━━━ MATERIAL SUPPLIED ━━━
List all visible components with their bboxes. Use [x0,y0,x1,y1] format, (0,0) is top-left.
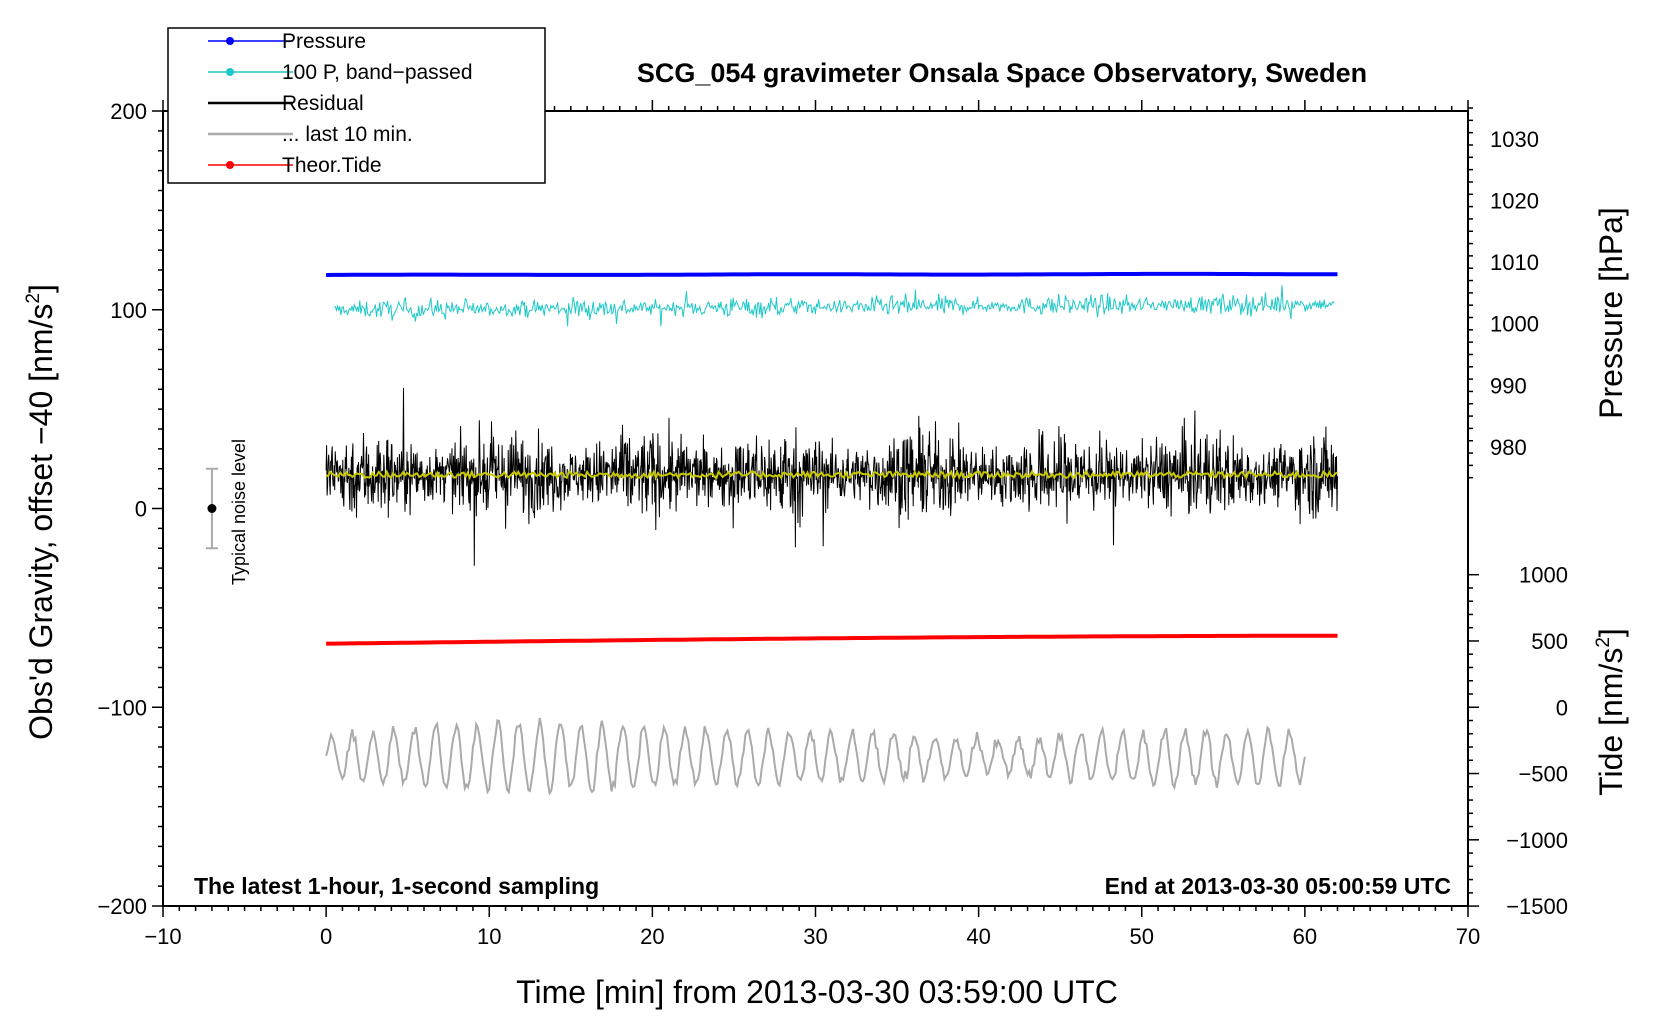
y-axis-title-superscript: 2 [23,293,44,304]
legend-swatch-marker [226,161,234,169]
noise-level-layer [205,467,218,550]
tide-tick-label: −1500 [1506,894,1568,919]
y-tick-label: −100 [97,695,147,720]
traces-layer [325,271,1338,796]
x-tick-label: 30 [803,924,827,949]
legend: Pressure 100 P, band−passed Residual ... la… [167,27,546,184]
y-axis-title-main: Obs'd Gravity, offset −40 [nm/s [23,304,59,740]
ticks-layer: −10 0 10 20 30 40 50 60 70−200−10001002009809901… [97,99,1568,949]
plot-area-frame [162,110,1469,907]
tide-tick-label: −1000 [1506,828,1568,853]
legend-box [167,27,546,184]
x-tick-label: 50 [1130,924,1154,949]
pressure-tick-label: 980 [1490,435,1527,460]
tide-axis-title: Tide [nm/s2] [1593,628,1629,796]
y-axis-title: Obs'd Gravity, offset −40 [nm/s2] [23,284,59,740]
tide-axis-title-main: Tide [nm/s [1593,648,1629,796]
chart-title: SCG_054 gravimeter Onsala Space Observat… [637,58,1367,88]
series-tide-line [326,633,1338,646]
x-tick-label: 20 [640,924,664,949]
tide-tick-label: 1000 [1519,563,1568,588]
x-tick-label: 60 [1293,924,1317,949]
pressure-tick-label: 1020 [1490,188,1539,213]
series-residual-smoothed-line [325,468,1338,481]
pressure-axis-title: Pressure [hPa] [1593,207,1629,419]
y-tick-label: −200 [97,894,147,919]
pressure-tick-label: 990 [1490,373,1527,398]
noise-bar-dot [207,504,217,513]
tide-axis-title-superscript: 2 [1593,637,1614,648]
series-pressure-line [326,271,1338,277]
legend-label: Theor.Tide [282,154,382,177]
plot-frame-layer [162,110,1469,907]
legend-swatch-marker [226,68,234,76]
y-tick-label: 200 [110,99,147,124]
noise-level-label: Typical noise level [229,439,249,585]
legend-label: Residual [282,92,364,115]
series-band-passed-line [334,285,1335,327]
annotation-right: End at 2013-03-30 05:00:59 UTC [1105,873,1451,899]
tide-tick-label: 0 [1556,695,1568,720]
legend-label: ... last 10 min. [282,123,413,146]
pressure-tick-label: 1010 [1490,250,1539,275]
legend-label: 100 P, band−passed [282,61,473,84]
y-axis-title-end: ] [23,284,59,293]
x-tick-label: 10 [477,924,501,949]
pressure-tick-label: 1030 [1490,127,1539,152]
tide-axis-title-end: ] [1593,628,1629,637]
pressure-tick-label: 1000 [1490,312,1539,337]
x-tick-label: 70 [1456,924,1480,949]
legend-label: Pressure [282,30,366,53]
x-tick-label: 0 [320,924,332,949]
annotation-left: The latest 1-hour, 1-second sampling [194,873,599,899]
series-residual-line [325,387,1338,566]
tide-tick-label: 500 [1531,629,1568,654]
y-tick-label: 100 [110,298,147,323]
x-tick-label: 40 [966,924,990,949]
legend-swatch-marker [226,37,234,45]
x-tick-label: −10 [144,924,181,949]
y-tick-label: 0 [135,497,147,522]
x-axis-title: Time [min] from 2013-03-30 03:59:00 UTC [516,974,1118,1010]
series-last-10-min-line [325,717,1306,796]
tide-tick-label: −500 [1518,762,1568,787]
━━━
WORK TO DO ▸ Copy every line of the entries above word for word, but leave out the picture.

EXERCISE RESULT ▸
List all visible components with their bboxes. Use [x0,y0,x1,y1] format, (0,0) is top-left.
y-axis-title-superscript: 2 [23,293,44,304]
legend-swatch-marker [226,161,234,169]
noise-level-layer [205,467,218,550]
tide-tick-label: −1500 [1506,894,1568,919]
y-tick-label: −100 [97,695,147,720]
traces-layer [325,271,1338,796]
x-tick-label: 30 [803,924,827,949]
legend: Pressure 100 P, band−passed Residual ... la… [167,27,546,184]
y-axis-title-main: Obs'd Gravity, offset −40 [nm/s [23,304,59,740]
ticks-layer: −10 0 10 20 30 40 50 60 70−200−10001002009809901… [97,99,1568,949]
plot-area-frame [162,110,1469,907]
tide-tick-label: −1000 [1506,828,1568,853]
legend-box [167,27,546,184]
x-tick-label: 50 [1130,924,1154,949]
pressure-tick-label: 980 [1490,435,1527,460]
tide-axis-title: Tide [nm/s2] [1593,628,1629,796]
y-axis-title: Obs'd Gravity, offset −40 [nm/s2] [23,284,59,740]
tide-axis-title-main: Tide [nm/s [1593,648,1629,796]
chart-title: SCG_054 gravimeter Onsala Space Observat… [637,58,1367,88]
series-tide-line [326,633,1338,646]
x-tick-label: 20 [640,924,664,949]
tide-tick-label: 1000 [1519,563,1568,588]
x-tick-label: 60 [1293,924,1317,949]
pressure-tick-label: 1020 [1490,188,1539,213]
series-residual-smoothed-line [325,468,1338,481]
pressure-axis-title: Pressure [hPa] [1593,207,1629,419]
y-tick-label: −200 [97,894,147,919]
pressure-tick-label: 990 [1490,373,1527,398]
noise-bar-dot [207,504,217,513]
tide-axis-title-superscript: 2 [1593,637,1614,648]
series-pressure-line [326,271,1338,277]
legend-label: Theor.Tide [282,154,382,177]
plot-frame-layer [162,110,1469,907]
legend-swatch-marker [226,68,234,76]
y-tick-label: 200 [110,99,147,124]
noise-level-label: Typical noise level [229,439,249,585]
legend-label: Residual [282,92,364,115]
series-band-passed-line [334,285,1335,327]
annotation-right: End at 2013-03-30 05:00:59 UTC [1105,873,1451,899]
tide-tick-label: 0 [1556,695,1568,720]
legend-label: ... last 10 min. [282,123,413,146]
pressure-tick-label: 1010 [1490,250,1539,275]
legend-label: 100 P, band−passed [282,61,473,84]
y-axis-title-end: ] [23,284,59,293]
x-tick-label: 10 [477,924,501,949]
pressure-tick-label: 1030 [1490,127,1539,152]
tide-axis-title-end: ] [1593,628,1629,637]
pressure-tick-label: 1000 [1490,312,1539,337]
x-tick-label: 70 [1456,924,1480,949]
legend-label: Pressure [282,30,366,53]
x-tick-label: 0 [320,924,332,949]
annotation-left: The latest 1-hour, 1-second sampling [194,873,599,899]
series-residual-line [325,387,1338,566]
tide-tick-label: 500 [1531,629,1568,654]
y-tick-label: 100 [110,298,147,323]
x-tick-label: 40 [966,924,990,949]
legend-swatch-marker [226,37,234,45]
x-tick-label: −10 [144,924,181,949]
y-tick-label: 0 [135,497,147,522]
x-axis-title: Time [min] from 2013-03-30 03:59:00 UTC [516,974,1118,1010]
series-last-10-min-line [325,717,1306,796]
tide-tick-label: −500 [1518,762,1568,787]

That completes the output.